**Challenge**
How many of these lines hold the string "JSON"? Answer with the number only.
----------
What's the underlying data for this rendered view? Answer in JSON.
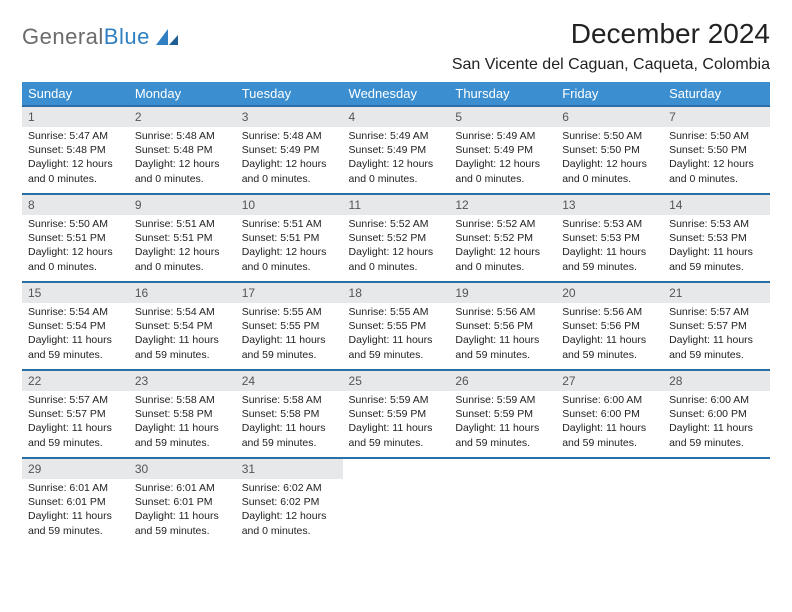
{
  "logo": {
    "text1": "General",
    "text2": "Blue"
  },
  "title": "December 2024",
  "location": "San Vicente del Caguan, Caqueta, Colombia",
  "colors": {
    "header_bg": "#3b8fd1",
    "header_border": "#2b6fa8",
    "daynum_bg": "#e7e8ea",
    "logo_gray": "#6b6b6b",
    "logo_blue": "#2f7fc2"
  },
  "weekdays": [
    "Sunday",
    "Monday",
    "Tuesday",
    "Wednesday",
    "Thursday",
    "Friday",
    "Saturday"
  ],
  "weeks": [
    [
      {
        "n": 1,
        "sunrise": "5:47 AM",
        "sunset": "5:48 PM",
        "daylight": "12 hours and 0 minutes."
      },
      {
        "n": 2,
        "sunrise": "5:48 AM",
        "sunset": "5:48 PM",
        "daylight": "12 hours and 0 minutes."
      },
      {
        "n": 3,
        "sunrise": "5:48 AM",
        "sunset": "5:49 PM",
        "daylight": "12 hours and 0 minutes."
      },
      {
        "n": 4,
        "sunrise": "5:49 AM",
        "sunset": "5:49 PM",
        "daylight": "12 hours and 0 minutes."
      },
      {
        "n": 5,
        "sunrise": "5:49 AM",
        "sunset": "5:49 PM",
        "daylight": "12 hours and 0 minutes."
      },
      {
        "n": 6,
        "sunrise": "5:50 AM",
        "sunset": "5:50 PM",
        "daylight": "12 hours and 0 minutes."
      },
      {
        "n": 7,
        "sunrise": "5:50 AM",
        "sunset": "5:50 PM",
        "daylight": "12 hours and 0 minutes."
      }
    ],
    [
      {
        "n": 8,
        "sunrise": "5:50 AM",
        "sunset": "5:51 PM",
        "daylight": "12 hours and 0 minutes."
      },
      {
        "n": 9,
        "sunrise": "5:51 AM",
        "sunset": "5:51 PM",
        "daylight": "12 hours and 0 minutes."
      },
      {
        "n": 10,
        "sunrise": "5:51 AM",
        "sunset": "5:51 PM",
        "daylight": "12 hours and 0 minutes."
      },
      {
        "n": 11,
        "sunrise": "5:52 AM",
        "sunset": "5:52 PM",
        "daylight": "12 hours and 0 minutes."
      },
      {
        "n": 12,
        "sunrise": "5:52 AM",
        "sunset": "5:52 PM",
        "daylight": "12 hours and 0 minutes."
      },
      {
        "n": 13,
        "sunrise": "5:53 AM",
        "sunset": "5:53 PM",
        "daylight": "11 hours and 59 minutes."
      },
      {
        "n": 14,
        "sunrise": "5:53 AM",
        "sunset": "5:53 PM",
        "daylight": "11 hours and 59 minutes."
      }
    ],
    [
      {
        "n": 15,
        "sunrise": "5:54 AM",
        "sunset": "5:54 PM",
        "daylight": "11 hours and 59 minutes."
      },
      {
        "n": 16,
        "sunrise": "5:54 AM",
        "sunset": "5:54 PM",
        "daylight": "11 hours and 59 minutes."
      },
      {
        "n": 17,
        "sunrise": "5:55 AM",
        "sunset": "5:55 PM",
        "daylight": "11 hours and 59 minutes."
      },
      {
        "n": 18,
        "sunrise": "5:55 AM",
        "sunset": "5:55 PM",
        "daylight": "11 hours and 59 minutes."
      },
      {
        "n": 19,
        "sunrise": "5:56 AM",
        "sunset": "5:56 PM",
        "daylight": "11 hours and 59 minutes."
      },
      {
        "n": 20,
        "sunrise": "5:56 AM",
        "sunset": "5:56 PM",
        "daylight": "11 hours and 59 minutes."
      },
      {
        "n": 21,
        "sunrise": "5:57 AM",
        "sunset": "5:57 PM",
        "daylight": "11 hours and 59 minutes."
      }
    ],
    [
      {
        "n": 22,
        "sunrise": "5:57 AM",
        "sunset": "5:57 PM",
        "daylight": "11 hours and 59 minutes."
      },
      {
        "n": 23,
        "sunrise": "5:58 AM",
        "sunset": "5:58 PM",
        "daylight": "11 hours and 59 minutes."
      },
      {
        "n": 24,
        "sunrise": "5:58 AM",
        "sunset": "5:58 PM",
        "daylight": "11 hours and 59 minutes."
      },
      {
        "n": 25,
        "sunrise": "5:59 AM",
        "sunset": "5:59 PM",
        "daylight": "11 hours and 59 minutes."
      },
      {
        "n": 26,
        "sunrise": "5:59 AM",
        "sunset": "5:59 PM",
        "daylight": "11 hours and 59 minutes."
      },
      {
        "n": 27,
        "sunrise": "6:00 AM",
        "sunset": "6:00 PM",
        "daylight": "11 hours and 59 minutes."
      },
      {
        "n": 28,
        "sunrise": "6:00 AM",
        "sunset": "6:00 PM",
        "daylight": "11 hours and 59 minutes."
      }
    ],
    [
      {
        "n": 29,
        "sunrise": "6:01 AM",
        "sunset": "6:01 PM",
        "daylight": "11 hours and 59 minutes."
      },
      {
        "n": 30,
        "sunrise": "6:01 AM",
        "sunset": "6:01 PM",
        "daylight": "11 hours and 59 minutes."
      },
      {
        "n": 31,
        "sunrise": "6:02 AM",
        "sunset": "6:02 PM",
        "daylight": "12 hours and 0 minutes."
      },
      null,
      null,
      null,
      null
    ]
  ],
  "labels": {
    "sunrise": "Sunrise:",
    "sunset": "Sunset:",
    "daylight": "Daylight:"
  }
}
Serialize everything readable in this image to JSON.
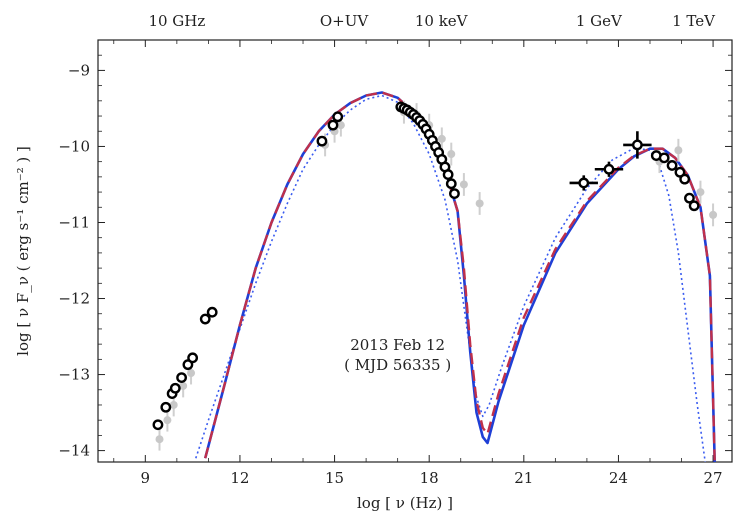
----------
**Solution to this exercise**
2